▸ **Records for the task**:
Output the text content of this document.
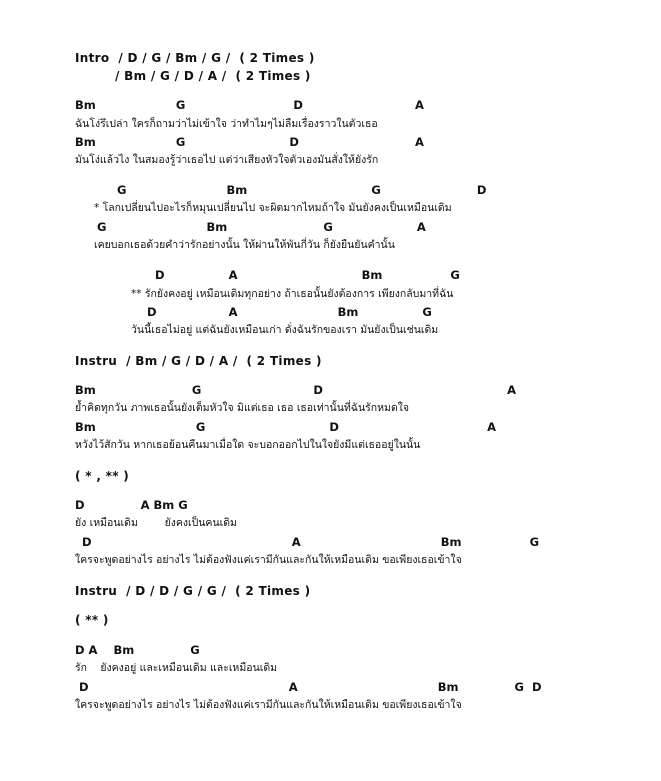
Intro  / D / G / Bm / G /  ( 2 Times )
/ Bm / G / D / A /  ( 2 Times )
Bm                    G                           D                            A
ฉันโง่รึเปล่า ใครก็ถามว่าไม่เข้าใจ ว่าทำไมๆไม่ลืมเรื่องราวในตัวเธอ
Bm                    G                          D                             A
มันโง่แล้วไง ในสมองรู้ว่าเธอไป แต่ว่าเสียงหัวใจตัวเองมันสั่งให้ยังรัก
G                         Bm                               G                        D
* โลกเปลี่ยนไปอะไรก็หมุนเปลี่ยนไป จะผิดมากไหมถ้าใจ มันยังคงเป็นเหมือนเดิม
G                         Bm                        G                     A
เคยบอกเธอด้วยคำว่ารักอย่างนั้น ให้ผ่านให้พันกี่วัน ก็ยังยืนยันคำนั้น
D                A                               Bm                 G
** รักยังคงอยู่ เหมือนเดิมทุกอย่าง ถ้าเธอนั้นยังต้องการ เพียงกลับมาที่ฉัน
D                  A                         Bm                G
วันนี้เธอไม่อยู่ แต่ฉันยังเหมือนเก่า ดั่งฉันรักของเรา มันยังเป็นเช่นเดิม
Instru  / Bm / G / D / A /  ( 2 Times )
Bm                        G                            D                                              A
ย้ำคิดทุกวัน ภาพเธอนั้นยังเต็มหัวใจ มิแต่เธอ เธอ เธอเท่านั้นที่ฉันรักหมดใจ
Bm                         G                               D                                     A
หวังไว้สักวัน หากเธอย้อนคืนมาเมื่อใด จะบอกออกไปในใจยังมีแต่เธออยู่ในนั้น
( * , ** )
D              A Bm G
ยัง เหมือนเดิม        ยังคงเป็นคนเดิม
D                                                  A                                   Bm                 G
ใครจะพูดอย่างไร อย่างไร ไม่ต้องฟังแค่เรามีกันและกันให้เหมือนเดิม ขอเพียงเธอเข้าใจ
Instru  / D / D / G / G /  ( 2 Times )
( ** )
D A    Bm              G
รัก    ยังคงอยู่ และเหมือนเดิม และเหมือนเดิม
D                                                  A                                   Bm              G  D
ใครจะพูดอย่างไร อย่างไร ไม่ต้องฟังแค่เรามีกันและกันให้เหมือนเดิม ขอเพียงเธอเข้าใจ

▸ **Problem to solve**: Each line of the data that includes the word "งคงอย" counts once; report the total and nothing more.

▸ **Answer for the task**: 2